Write out the records below word for word, please.

/---

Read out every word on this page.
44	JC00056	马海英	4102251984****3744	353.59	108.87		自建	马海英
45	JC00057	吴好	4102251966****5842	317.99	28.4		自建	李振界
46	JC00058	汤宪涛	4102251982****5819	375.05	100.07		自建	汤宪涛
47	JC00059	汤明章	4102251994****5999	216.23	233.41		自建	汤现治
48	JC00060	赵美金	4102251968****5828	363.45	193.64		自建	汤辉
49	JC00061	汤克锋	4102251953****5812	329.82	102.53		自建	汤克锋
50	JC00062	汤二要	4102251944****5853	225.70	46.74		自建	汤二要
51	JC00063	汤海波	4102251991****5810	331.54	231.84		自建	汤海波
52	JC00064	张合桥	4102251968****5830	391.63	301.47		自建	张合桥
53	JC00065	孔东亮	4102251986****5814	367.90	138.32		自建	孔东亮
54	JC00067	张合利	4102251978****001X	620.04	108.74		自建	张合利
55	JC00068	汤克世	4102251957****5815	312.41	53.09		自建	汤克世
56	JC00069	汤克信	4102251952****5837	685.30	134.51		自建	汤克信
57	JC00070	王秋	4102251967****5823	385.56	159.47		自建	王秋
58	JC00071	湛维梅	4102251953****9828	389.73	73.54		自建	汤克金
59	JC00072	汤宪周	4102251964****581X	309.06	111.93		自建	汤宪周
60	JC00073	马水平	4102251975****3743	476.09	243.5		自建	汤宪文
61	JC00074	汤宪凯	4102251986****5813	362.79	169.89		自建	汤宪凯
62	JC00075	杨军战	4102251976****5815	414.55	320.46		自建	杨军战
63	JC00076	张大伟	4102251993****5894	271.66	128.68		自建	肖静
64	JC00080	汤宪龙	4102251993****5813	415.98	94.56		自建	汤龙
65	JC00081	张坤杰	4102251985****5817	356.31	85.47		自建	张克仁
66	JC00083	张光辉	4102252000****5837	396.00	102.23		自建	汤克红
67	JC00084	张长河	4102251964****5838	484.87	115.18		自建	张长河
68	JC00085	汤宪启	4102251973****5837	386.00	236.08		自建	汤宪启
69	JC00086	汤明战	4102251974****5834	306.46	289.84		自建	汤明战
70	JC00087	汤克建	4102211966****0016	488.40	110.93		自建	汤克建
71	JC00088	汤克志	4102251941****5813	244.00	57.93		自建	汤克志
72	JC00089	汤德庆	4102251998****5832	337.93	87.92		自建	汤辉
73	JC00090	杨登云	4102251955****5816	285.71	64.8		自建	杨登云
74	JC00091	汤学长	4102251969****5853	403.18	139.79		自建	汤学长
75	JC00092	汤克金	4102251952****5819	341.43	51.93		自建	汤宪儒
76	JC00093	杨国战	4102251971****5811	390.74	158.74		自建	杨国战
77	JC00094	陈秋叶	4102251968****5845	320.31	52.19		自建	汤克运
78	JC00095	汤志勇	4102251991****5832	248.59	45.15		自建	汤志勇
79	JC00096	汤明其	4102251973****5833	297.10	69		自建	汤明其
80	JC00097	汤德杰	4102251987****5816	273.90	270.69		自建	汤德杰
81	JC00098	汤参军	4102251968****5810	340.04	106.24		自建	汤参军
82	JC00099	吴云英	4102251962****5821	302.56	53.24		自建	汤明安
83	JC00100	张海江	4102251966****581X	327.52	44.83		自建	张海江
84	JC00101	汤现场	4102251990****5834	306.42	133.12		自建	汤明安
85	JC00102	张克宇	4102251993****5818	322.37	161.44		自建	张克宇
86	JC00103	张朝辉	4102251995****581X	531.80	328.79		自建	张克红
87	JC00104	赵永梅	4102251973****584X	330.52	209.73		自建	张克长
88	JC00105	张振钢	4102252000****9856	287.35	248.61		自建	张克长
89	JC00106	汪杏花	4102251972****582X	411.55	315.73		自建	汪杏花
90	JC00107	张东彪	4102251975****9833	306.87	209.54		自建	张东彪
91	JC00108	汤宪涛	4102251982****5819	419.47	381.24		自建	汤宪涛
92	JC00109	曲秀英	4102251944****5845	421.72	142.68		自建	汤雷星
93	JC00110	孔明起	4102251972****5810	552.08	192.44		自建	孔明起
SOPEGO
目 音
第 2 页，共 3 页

\---

▶ _Written response_:
Read out every word on this page.
44	JC00056	马海英	4102251984****3744	353.59	108.87		自建	马海英
45	JC00057	吴好	4102251966****5842	317.99	28.4		自建	李振界
46	JC00058	汤宪涛	4102251982****5819	375.05	100.07		自建	汤宪涛
47	JC00059	汤明章	4102251994****5999	216.23	233.41		自建	汤现治
48	JC00060	赵美金	4102251968****5828	363.45	193.64		自建	汤辉
49	JC00061	汤克锋	4102251953****5812	329.82	102.53		自建	汤克锋
50	JC00062	汤二要	4102251944****5853	225.70	46.74		自建	汤二要
51	JC00063	汤海波	4102251991****5810	331.54	231.84		自建	汤海波
52	JC00064	张合桥	4102251968****5830	391.63	301.47		自建	张合桥
53	JC00065	孔东亮	4102251986****5814	367.90	138.32		自建	孔东亮
54	JC00067	张合利	4102251978****001X	620.04	108.74		自建	张合利
55	JC00068	汤克世	4102251957****5815	312.41	53.09		自建	汤克世
56	JC00069	汤克信	4102251952****5837	685.30	134.51		自建	汤克信
57	JC00070	王秋	4102251967****5823	385.56	159.47		自建	王秋
58	JC00071	湛维梅	4102251953****9828	389.73	73.54		自建	汤克金
59	JC00072	汤宪周	4102251964****581X	309.06	111.93		自建	汤宪周
60	JC00073	马水平	4102251975****3743	476.09	243.5		自建	汤宪文
61	JC00074	汤宪凯	4102251986****5813	362.79	169.89		自建	汤宪凯
62	JC00075	杨军战	4102251976****5815	414.55	320.46		自建	杨军战
63	JC00076	张大伟	4102251993****5894	271.66	128.68		自建	肖静
64	JC00080	汤宪龙	4102251993****5813	415.98	94.56		自建	汤龙
65	JC00081	张坤杰	4102251985****5817	356.31	85.47		自建	张克仁
66	JC00083	张光辉	4102252000****5837	396.00	102.23		自建	汤克红
67	JC00084	张长河	4102251964****5838	484.87	115.18		自建	张长河
68	JC00085	汤宪启	4102251973****5837	386.00	236.08		自建	汤宪启
69	JC00086	汤明战	4102251974****5834	306.46	289.84		自建	汤明战
70	JC00087	汤克建	4102211966****0016	488.40	110.93		自建	汤克建
71	JC00088	汤克志	4102251941****5813	244.00	57.93		自建	汤克志
72	JC00089	汤德庆	4102251998****5832	337.93	87.92		自建	汤辉
73	JC00090	杨登云	4102251955****5816	285.71	64.8		自建	杨登云
74	JC00091	汤学长	4102251969****5853	403.18	139.79		自建	汤学长
75	JC00092	汤克金	4102251952****5819	341.43	51.93		自建	汤宪儒
76	JC00093	杨国战	4102251971****5811	390.74	158.74		自建	杨国战
77	JC00094	陈秋叶	4102251968****5845	320.31	52.19		自建	汤克运
78	JC00095	汤志勇	4102251991****5832	248.59	45.15		自建	汤志勇
79	JC00096	汤明其	4102251973****5833	297.10	69		自建	汤明其
80	JC00097	汤德杰	4102251987****5816	273.90	270.69		自建	汤德杰
81	JC00098	汤参军	4102251968****5810	340.04	106.24		自建	汤参军
82	JC00099	吴云英	4102251962****5821	302.56	53.24		自建	汤明安
83	JC00100	张海江	4102251966****581X	327.52	44.83		自建	张海江
84	JC00101	汤现场	4102251990****5834	306.42	133.12		自建	汤明安
85	JC00102	张克宇	4102251993****5818	322.37	161.44		自建	张克宇
86	JC00103	张朝辉	4102251995****581X	531.80	328.79		自建	张克红
87	JC00104	赵永梅	4102251973****584X	330.52	209.73		自建	张克长
88	JC00105	张振钢	4102252000****9856	287.35	248.61		自建	张克长
89	JC00106	汪杏花	4102251972****582X	411.55	315.73		自建	汪杏花
90	JC00107	张东彪	4102251975****9833	306.87	209.54		自建	张东彪
91	JC00108	汤宪涛	4102251982****5819	419.47	381.24		自建	汤宪涛
92	JC00109	曲秀英	4102251944****5845	421.72	142.68		自建	汤雷星
93	JC00110	孔明起	4102251972****5810	552.08	192.44		自建	孔明起
SOPEGO
目 音
第 2 页，共 3 页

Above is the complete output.